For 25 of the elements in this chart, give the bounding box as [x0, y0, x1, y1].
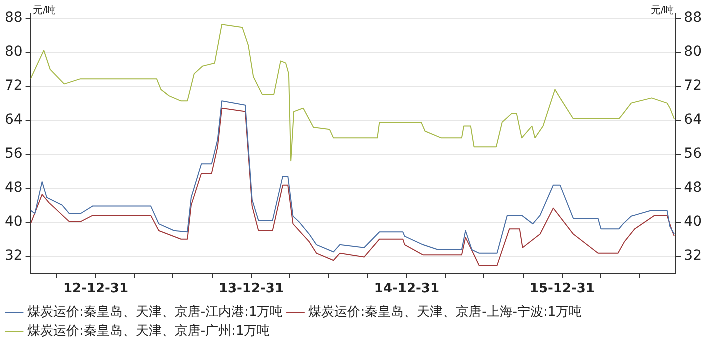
y-tick-label: 56: [4, 146, 23, 162]
y2-tick-label: 56: [684, 146, 702, 162]
y-tick-label: 40: [4, 214, 23, 230]
y-tick-label: 32: [4, 248, 23, 264]
y2-tick-label: 32: [684, 248, 702, 264]
y-tick-label: 72: [4, 78, 23, 94]
legend-label: 煤炭运价:秦皇岛、天津、京唐-广州:1万吨: [28, 324, 270, 339]
y2-tick-label: 64: [684, 112, 702, 128]
x-tick-label: 12-12-31: [63, 282, 129, 297]
x-tick-label: 15-12-31: [530, 282, 595, 297]
x-tick-label: 14-12-31: [374, 282, 440, 297]
y2-tick-label: 40: [684, 214, 702, 230]
y2-tick-label: 48: [684, 180, 702, 196]
y2-tick-label: 72: [684, 78, 702, 94]
y2-tick-label: 80: [684, 44, 702, 60]
legend-label: 煤炭运价:秦皇岛、天津、京唐-江内港:1万吨: [28, 304, 284, 320]
y-axis-title: 元/吨: [32, 4, 56, 17]
y-tick-label: 88: [4, 10, 23, 26]
y-tick-label: 64: [4, 112, 23, 128]
y-tick-label: 48: [4, 180, 23, 196]
y2-tick-label: 88: [684, 10, 702, 26]
legend-label: 煤炭运价:秦皇岛、天津、京唐-上海-宁波:1万吨: [308, 304, 582, 320]
x-tick-label: 13-12-31: [218, 282, 284, 297]
y-tick-label: 80: [4, 44, 23, 60]
y2-axis-title: 元/吨: [650, 4, 674, 17]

SET TASK: Reproduce each of the entries above word for word, omitting the picture.

FINAL ANSWER:
For 25 of the elements in this chart, give the bounding box as [x0, y0, x1, y1].
y-tick-label: 56: [4, 146, 23, 162]
y2-tick-label: 56: [684, 146, 702, 162]
y-tick-label: 40: [4, 214, 23, 230]
y-tick-label: 32: [4, 248, 23, 264]
y2-tick-label: 32: [684, 248, 702, 264]
y-tick-label: 72: [4, 78, 23, 94]
legend-label: 煤炭运价:秦皇岛、天津、京唐-广州:1万吨: [28, 324, 270, 339]
y2-tick-label: 64: [684, 112, 702, 128]
x-tick-label: 12-12-31: [63, 282, 129, 297]
x-tick-label: 15-12-31: [530, 282, 595, 297]
x-tick-label: 14-12-31: [374, 282, 440, 297]
y2-tick-label: 40: [684, 214, 702, 230]
y2-tick-label: 48: [684, 180, 702, 196]
y2-tick-label: 72: [684, 78, 702, 94]
y2-tick-label: 80: [684, 44, 702, 60]
legend-label: 煤炭运价:秦皇岛、天津、京唐-江内港:1万吨: [28, 304, 284, 320]
y-axis-title: 元/吨: [32, 4, 56, 17]
y-tick-label: 88: [4, 10, 23, 26]
y-tick-label: 64: [4, 112, 23, 128]
y-tick-label: 48: [4, 180, 23, 196]
y2-tick-label: 88: [684, 10, 702, 26]
legend-label: 煤炭运价:秦皇岛、天津、京唐-上海-宁波:1万吨: [308, 304, 582, 320]
x-tick-label: 13-12-31: [218, 282, 284, 297]
y-tick-label: 80: [4, 44, 23, 60]
y2-axis-title: 元/吨: [650, 4, 674, 17]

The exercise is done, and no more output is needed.